● Work to be completed
Your task is to retype each line of the data below exactly.

● Listed records
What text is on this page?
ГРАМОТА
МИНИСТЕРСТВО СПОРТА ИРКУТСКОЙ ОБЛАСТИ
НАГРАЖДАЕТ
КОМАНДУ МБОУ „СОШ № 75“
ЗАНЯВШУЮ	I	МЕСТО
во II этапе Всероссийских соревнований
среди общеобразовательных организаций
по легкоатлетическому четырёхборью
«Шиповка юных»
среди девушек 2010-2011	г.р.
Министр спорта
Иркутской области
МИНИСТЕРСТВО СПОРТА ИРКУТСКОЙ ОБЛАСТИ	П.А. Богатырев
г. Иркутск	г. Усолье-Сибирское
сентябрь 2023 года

● Answer to this exercise
What text is on this page?
ГРАМОТА
МИНИСТЕРСТВО СПОРТА ИРКУТСКОЙ ОБЛАСТИ
НАГРАЖДАЕТ
КОМАНДУ МБОУ „СОШ № 75“
ЗАНЯВШУЮ	I	МЕСТО
во II этапе Всероссийских соревнований
среди общеобразовательных организаций
по легкоатлетическому четырёхборью
«Шиповка юных»
среди девушек 2010-2011	г.р.
Министр спорта
Иркутской области
МИНИСТЕРСТВО СПОРТА ИРКУТСКОЙ ОБЛАСТИ	П.А. Богатырев
г. Иркутск	г. Усолье-Сибирское
сентябрь 2023 года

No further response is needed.